Provide only the number of lines in the records below that include "value".

[Begin]

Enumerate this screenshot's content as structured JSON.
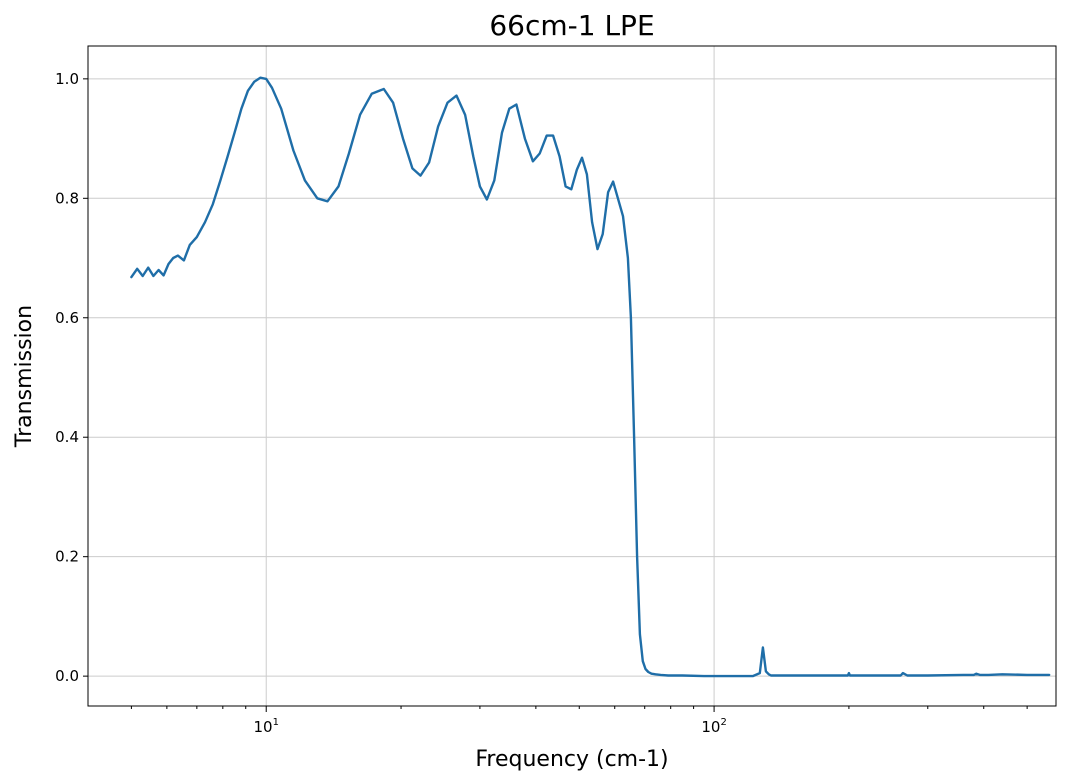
{
  "chart_data": {
    "type": "line",
    "title": "66cm-1 LPE",
    "xlabel": "Frequency (cm-1)",
    "ylabel": "Transmission",
    "x_scale": "log",
    "xlim": [
      4.0,
      580
    ],
    "ylim": [
      -0.05,
      1.055
    ],
    "grid": true,
    "x_ticks": [
      {
        "base": "10",
        "exp": "1",
        "value": 10
      },
      {
        "base": "10",
        "exp": "2",
        "value": 100
      }
    ],
    "y_ticks": [
      {
        "label": "0.0",
        "value": 0.0
      },
      {
        "label": "0.2",
        "value": 0.2
      },
      {
        "label": "0.4",
        "value": 0.4
      },
      {
        "label": "0.6",
        "value": 0.6
      },
      {
        "label": "0.8",
        "value": 0.8
      },
      {
        "label": "1.0",
        "value": 1.0
      }
    ],
    "colors": {
      "series": "#1f6ea8",
      "grid": "#cccccc",
      "axes": "#000000"
    },
    "series": [
      {
        "x": [
          5.0,
          5.15,
          5.3,
          5.45,
          5.6,
          5.75,
          5.9,
          6.05,
          6.2,
          6.35,
          6.55,
          6.75,
          7.0,
          7.3,
          7.6,
          7.9,
          8.2,
          8.5,
          8.8,
          9.1,
          9.4,
          9.7,
          10.0,
          10.3,
          10.8,
          11.5,
          12.2,
          13.0,
          13.7,
          14.5,
          15.3,
          16.2,
          17.2,
          18.3,
          19.2,
          20.2,
          21.2,
          22.1,
          23.1,
          24.2,
          25.4,
          26.6,
          27.8,
          29.0,
          30.0,
          31.1,
          32.3,
          33.6,
          34.9,
          36.2,
          37.8,
          39.4,
          40.8,
          42.3,
          43.7,
          45.2,
          46.6,
          48.0,
          49.4,
          50.7,
          52.0,
          53.4,
          54.9,
          56.4,
          58.0,
          59.5,
          61.0,
          62.6,
          64.2,
          65.2,
          66.3,
          67.3,
          68.3,
          69.3,
          70.3,
          71.3,
          72.5,
          74.0,
          76.0,
          79.0,
          85.0,
          95.0,
          110.0,
          122.0,
          126.5,
          128.5,
          130.5,
          132.5,
          134.0,
          137.0,
          150.0,
          170.0,
          190.0,
          199.0,
          200.0,
          201.0,
          230.0,
          255.0,
          261.0,
          264.0,
          270.0,
          300.0,
          360.0,
          380.0,
          385.0,
          392.0,
          410.0,
          440.0,
          500.0,
          560.0
        ],
        "y": [
          0.668,
          0.682,
          0.67,
          0.684,
          0.67,
          0.68,
          0.671,
          0.69,
          0.7,
          0.704,
          0.696,
          0.722,
          0.735,
          0.76,
          0.79,
          0.83,
          0.87,
          0.91,
          0.95,
          0.98,
          0.995,
          1.002,
          1.0,
          0.985,
          0.95,
          0.88,
          0.83,
          0.8,
          0.795,
          0.82,
          0.875,
          0.94,
          0.975,
          0.983,
          0.96,
          0.9,
          0.85,
          0.838,
          0.86,
          0.92,
          0.96,
          0.972,
          0.94,
          0.87,
          0.82,
          0.798,
          0.83,
          0.91,
          0.95,
          0.957,
          0.9,
          0.862,
          0.875,
          0.905,
          0.905,
          0.87,
          0.82,
          0.815,
          0.848,
          0.868,
          0.84,
          0.76,
          0.715,
          0.74,
          0.81,
          0.828,
          0.8,
          0.77,
          0.7,
          0.6,
          0.4,
          0.2,
          0.07,
          0.025,
          0.012,
          0.007,
          0.004,
          0.003,
          0.002,
          0.001,
          0.001,
          0.0,
          0.0,
          0.0,
          0.005,
          0.048,
          0.008,
          0.003,
          0.001,
          0.001,
          0.001,
          0.001,
          0.001,
          0.001,
          0.005,
          0.001,
          0.001,
          0.001,
          0.001,
          0.005,
          0.001,
          0.001,
          0.002,
          0.002,
          0.004,
          0.002,
          0.002,
          0.003,
          0.002,
          0.002
        ]
      }
    ]
  }
}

[End]

§ **The output**: 8